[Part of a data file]
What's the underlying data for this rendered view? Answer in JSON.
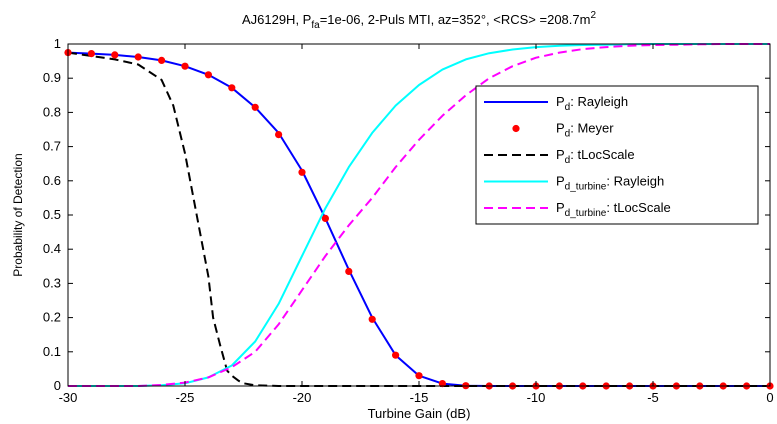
{
  "chart_data": {
    "type": "line",
    "title": {
      "prefix": "AJ6129H, P",
      "pfa_sub": "fa",
      "mid": "=1e-06, 2-Puls MTI, az=352°, <RCS> =208.7m",
      "sup": "2"
    },
    "xlabel": "Turbine Gain (dB)",
    "ylabel": "Probability of Detection",
    "xlim": [
      -30,
      0
    ],
    "ylim": [
      0,
      1
    ],
    "xticks": [
      -30,
      -25,
      -20,
      -15,
      -10,
      -5,
      0
    ],
    "yticks": [
      0,
      0.1,
      0.2,
      0.3,
      0.4,
      0.5,
      0.6,
      0.7,
      0.8,
      0.9,
      1
    ],
    "xtick_labels": [
      "-30",
      "-25",
      "-20",
      "-15",
      "-10",
      "-5",
      "0"
    ],
    "ytick_labels": [
      "0",
      "0.1",
      "0.2",
      "0.3",
      "0.4",
      "0.5",
      "0.6",
      "0.7",
      "0.8",
      "0.9",
      "1"
    ],
    "grid": false,
    "legend_position": "right",
    "series": [
      {
        "name": "Pd: Rayleigh",
        "legend": {
          "main": "P",
          "sub": "d",
          "tail": ": Rayleigh"
        },
        "color": "#0000ff",
        "style": "solid",
        "x": [
          -30,
          -29,
          -28,
          -27,
          -26,
          -25,
          -24,
          -23,
          -22,
          -21,
          -20,
          -19,
          -18,
          -17,
          -16,
          -15,
          -14,
          -13,
          -12,
          -11,
          -10,
          -5,
          0
        ],
        "y": [
          0.975,
          0.972,
          0.968,
          0.962,
          0.952,
          0.935,
          0.91,
          0.872,
          0.815,
          0.74,
          0.63,
          0.49,
          0.34,
          0.2,
          0.09,
          0.03,
          0.007,
          0.001,
          0,
          0,
          0,
          0,
          0
        ]
      },
      {
        "name": "Pd: Meyer",
        "legend": {
          "main": "P",
          "sub": "d",
          "tail": ": Meyer"
        },
        "color": "#ff0000",
        "style": "markers",
        "x": [
          -30,
          -29,
          -28,
          -27,
          -26,
          -25,
          -24,
          -23,
          -22,
          -21,
          -20,
          -19,
          -18,
          -17,
          -16,
          -15,
          -14,
          -13,
          -12,
          -11,
          -10,
          -9,
          -8,
          -7,
          -6,
          -5,
          -4,
          -3,
          -2,
          -1,
          0
        ],
        "y": [
          0.975,
          0.972,
          0.968,
          0.962,
          0.952,
          0.935,
          0.91,
          0.872,
          0.815,
          0.735,
          0.625,
          0.49,
          0.335,
          0.195,
          0.09,
          0.03,
          0.007,
          0.001,
          0,
          0,
          0,
          0,
          0,
          0,
          0,
          0,
          0,
          0,
          0,
          0,
          0
        ]
      },
      {
        "name": "Pd: tLocScale",
        "legend": {
          "main": "P",
          "sub": "d",
          "tail": ": tLocScale"
        },
        "color": "#000000",
        "style": "dashed",
        "x": [
          -30,
          -29,
          -28,
          -27,
          -26,
          -25.5,
          -25,
          -24.5,
          -24,
          -23.8,
          -23.5,
          -23.3,
          -23.2,
          -23,
          -22.7,
          -22.5,
          -22,
          -21,
          -15,
          -10,
          0
        ],
        "y": [
          0.975,
          0.965,
          0.955,
          0.94,
          0.895,
          0.82,
          0.68,
          0.5,
          0.32,
          0.2,
          0.12,
          0.07,
          0.045,
          0.03,
          0.015,
          0.008,
          0.002,
          0,
          0,
          0,
          0
        ]
      },
      {
        "name": "Pd_turbine: Rayleigh",
        "legend": {
          "main": "P",
          "sub": "d_turbine",
          "tail": ": Rayleigh"
        },
        "color": "#00ffff",
        "style": "solid",
        "x": [
          -30,
          -27,
          -26,
          -25,
          -24,
          -23,
          -22,
          -21,
          -20,
          -19,
          -18,
          -17,
          -16,
          -15,
          -14,
          -13,
          -12,
          -11,
          -10,
          -9,
          -8,
          -7,
          -6,
          -5,
          -4,
          -3,
          0
        ],
        "y": [
          0,
          0,
          0.002,
          0.008,
          0.025,
          0.06,
          0.13,
          0.24,
          0.38,
          0.52,
          0.64,
          0.74,
          0.82,
          0.88,
          0.925,
          0.955,
          0.973,
          0.984,
          0.991,
          0.995,
          0.997,
          0.998,
          0.999,
          1,
          1,
          1,
          1
        ]
      },
      {
        "name": "Pd_turbine: tLocScale",
        "legend": {
          "main": "P",
          "sub": "d_turbine",
          "tail": ": tLocScale"
        },
        "color": "#ff00ff",
        "style": "dashed",
        "x": [
          -30,
          -27,
          -26,
          -25,
          -24,
          -23,
          -22,
          -21,
          -20,
          -19,
          -18,
          -17,
          -16,
          -15,
          -14,
          -13,
          -12,
          -11,
          -10,
          -9,
          -8,
          -7,
          -6,
          -5,
          -4,
          -3,
          -2,
          -1,
          0
        ],
        "y": [
          0,
          0,
          0.003,
          0.01,
          0.025,
          0.055,
          0.1,
          0.18,
          0.28,
          0.38,
          0.47,
          0.55,
          0.64,
          0.72,
          0.79,
          0.85,
          0.9,
          0.935,
          0.96,
          0.975,
          0.985,
          0.991,
          0.995,
          0.997,
          0.998,
          0.999,
          1,
          1,
          1
        ]
      }
    ]
  }
}
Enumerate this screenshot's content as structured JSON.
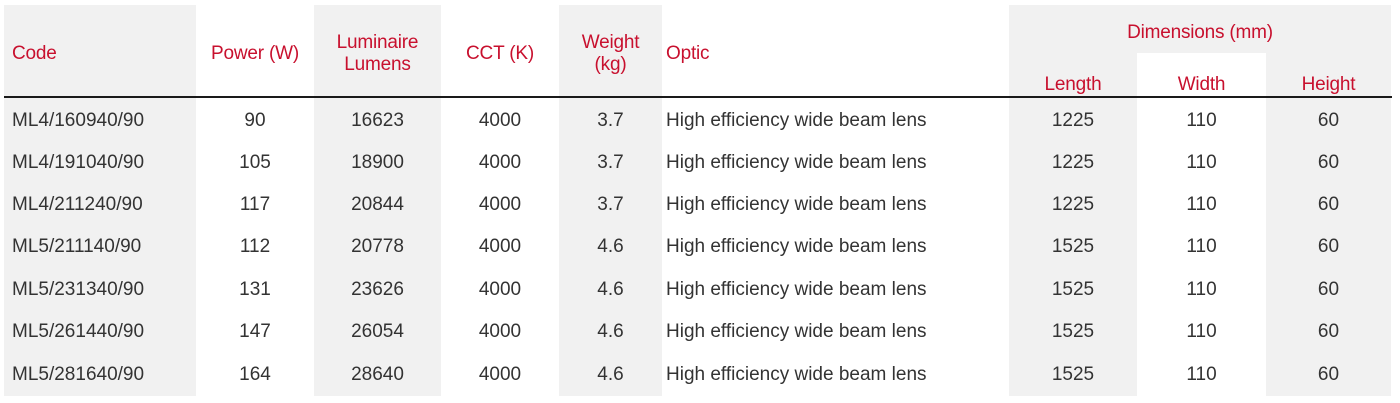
{
  "table": {
    "headers": {
      "code": "Code",
      "power": "Power (W)",
      "lumens_line1": "Luminaire",
      "lumens_line2": "Lumens",
      "cct": "CCT (K)",
      "weight_line1": "Weight",
      "weight_line2": "(kg)",
      "optic": "Optic",
      "dimensions": "Dimensions (mm)",
      "length": "Length",
      "width": "Width",
      "height": "Height"
    },
    "rows": [
      {
        "code": "ML4/160940/90",
        "power": "90",
        "lumens": "16623",
        "cct": "4000",
        "weight": "3.7",
        "optic": "High efficiency wide beam lens",
        "length": "1225",
        "width": "110",
        "height": "60"
      },
      {
        "code": "ML4/191040/90",
        "power": "105",
        "lumens": "18900",
        "cct": "4000",
        "weight": "3.7",
        "optic": "High efficiency wide beam lens",
        "length": "1225",
        "width": "110",
        "height": "60"
      },
      {
        "code": "ML4/211240/90",
        "power": "117",
        "lumens": "20844",
        "cct": "4000",
        "weight": "3.7",
        "optic": "High efficiency wide beam lens",
        "length": "1225",
        "width": "110",
        "height": "60"
      },
      {
        "code": "ML5/211140/90",
        "power": "112",
        "lumens": "20778",
        "cct": "4000",
        "weight": "4.6",
        "optic": "High efficiency wide beam lens",
        "length": "1525",
        "width": "110",
        "height": "60"
      },
      {
        "code": "ML5/231340/90",
        "power": "131",
        "lumens": "23626",
        "cct": "4000",
        "weight": "4.6",
        "optic": "High efficiency wide beam lens",
        "length": "1525",
        "width": "110",
        "height": "60"
      },
      {
        "code": "ML5/261440/90",
        "power": "147",
        "lumens": "26054",
        "cct": "4000",
        "weight": "4.6",
        "optic": "High efficiency wide beam lens",
        "length": "1525",
        "width": "110",
        "height": "60"
      },
      {
        "code": "ML5/281640/90",
        "power": "164",
        "lumens": "28640",
        "cct": "4000",
        "weight": "4.6",
        "optic": "High efficiency wide beam lens",
        "length": "1525",
        "width": "110",
        "height": "60"
      }
    ]
  },
  "colors": {
    "header_text": "#c8102e",
    "body_text": "#333333",
    "band": "#f1f1f1"
  }
}
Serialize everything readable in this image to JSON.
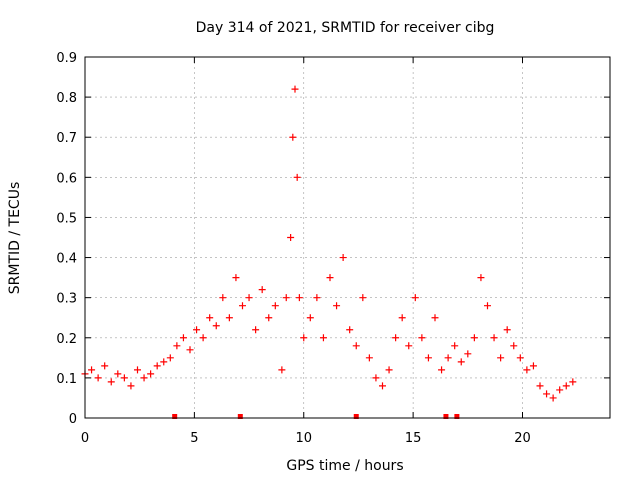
{
  "chart_data": {
    "type": "scatter",
    "title": "Day 314 of 2021, SRMTID for receiver cibg",
    "xlabel": "GPS time / hours",
    "ylabel": "SRMTID / TECUs",
    "xlim": [
      0,
      24
    ],
    "ylim": [
      0,
      0.9
    ],
    "xticks": [
      "0",
      "5",
      "10",
      "15",
      "20"
    ],
    "yticks": [
      "0",
      "0.1",
      "0.2",
      "0.3",
      "0.4",
      "0.5",
      "0.6",
      "0.7",
      "0.8",
      "0.9"
    ],
    "grid": true,
    "marker": "plus",
    "series_color": "#ff0000",
    "series": [
      {
        "name": "SRMTID",
        "x": [
          0.0,
          0.3,
          0.6,
          0.9,
          1.2,
          1.5,
          1.8,
          2.1,
          2.4,
          2.7,
          3.0,
          3.3,
          3.6,
          3.9,
          4.2,
          4.5,
          4.8,
          5.1,
          5.4,
          5.7,
          6.0,
          6.3,
          6.6,
          6.9,
          7.2,
          7.5,
          7.8,
          8.1,
          8.4,
          8.7,
          9.0,
          9.2,
          9.4,
          9.5,
          9.6,
          9.7,
          9.8,
          10.0,
          10.3,
          10.6,
          10.9,
          11.2,
          11.5,
          11.8,
          12.1,
          12.4,
          12.7,
          13.0,
          13.3,
          13.6,
          13.9,
          14.2,
          14.5,
          14.8,
          15.1,
          15.4,
          15.7,
          16.0,
          16.3,
          16.6,
          16.9,
          17.2,
          17.5,
          17.8,
          18.1,
          18.4,
          18.7,
          19.0,
          19.3,
          19.6,
          19.9,
          20.2,
          20.5,
          20.8,
          21.1,
          21.4,
          21.7,
          22.0,
          22.3
        ],
        "y": [
          0.11,
          0.12,
          0.1,
          0.13,
          0.09,
          0.11,
          0.1,
          0.08,
          0.12,
          0.1,
          0.11,
          0.13,
          0.14,
          0.15,
          0.18,
          0.2,
          0.17,
          0.22,
          0.2,
          0.25,
          0.23,
          0.3,
          0.25,
          0.35,
          0.28,
          0.3,
          0.22,
          0.32,
          0.25,
          0.28,
          0.12,
          0.3,
          0.45,
          0.7,
          0.82,
          0.6,
          0.3,
          0.2,
          0.25,
          0.3,
          0.2,
          0.35,
          0.28,
          0.4,
          0.22,
          0.18,
          0.3,
          0.15,
          0.1,
          0.08,
          0.12,
          0.2,
          0.25,
          0.18,
          0.3,
          0.2,
          0.15,
          0.25,
          0.12,
          0.15,
          0.18,
          0.14,
          0.16,
          0.2,
          0.35,
          0.28,
          0.2,
          0.15,
          0.22,
          0.18,
          0.15,
          0.12,
          0.13,
          0.08,
          0.06,
          0.05,
          0.07,
          0.08,
          0.09
        ]
      }
    ],
    "bottom_markers": [
      4.1,
      7.1,
      12.4,
      16.5,
      17.0
    ]
  }
}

EXERCISE AIM: Search the data for "SRMTID" and list every line in which it occurs.

RESULT OF THE TASK:
    "title": "Day 314 of 2021, SRMTID for receiver cibg",
    "ylabel": "SRMTID / TECUs",
        "name": "SRMTID",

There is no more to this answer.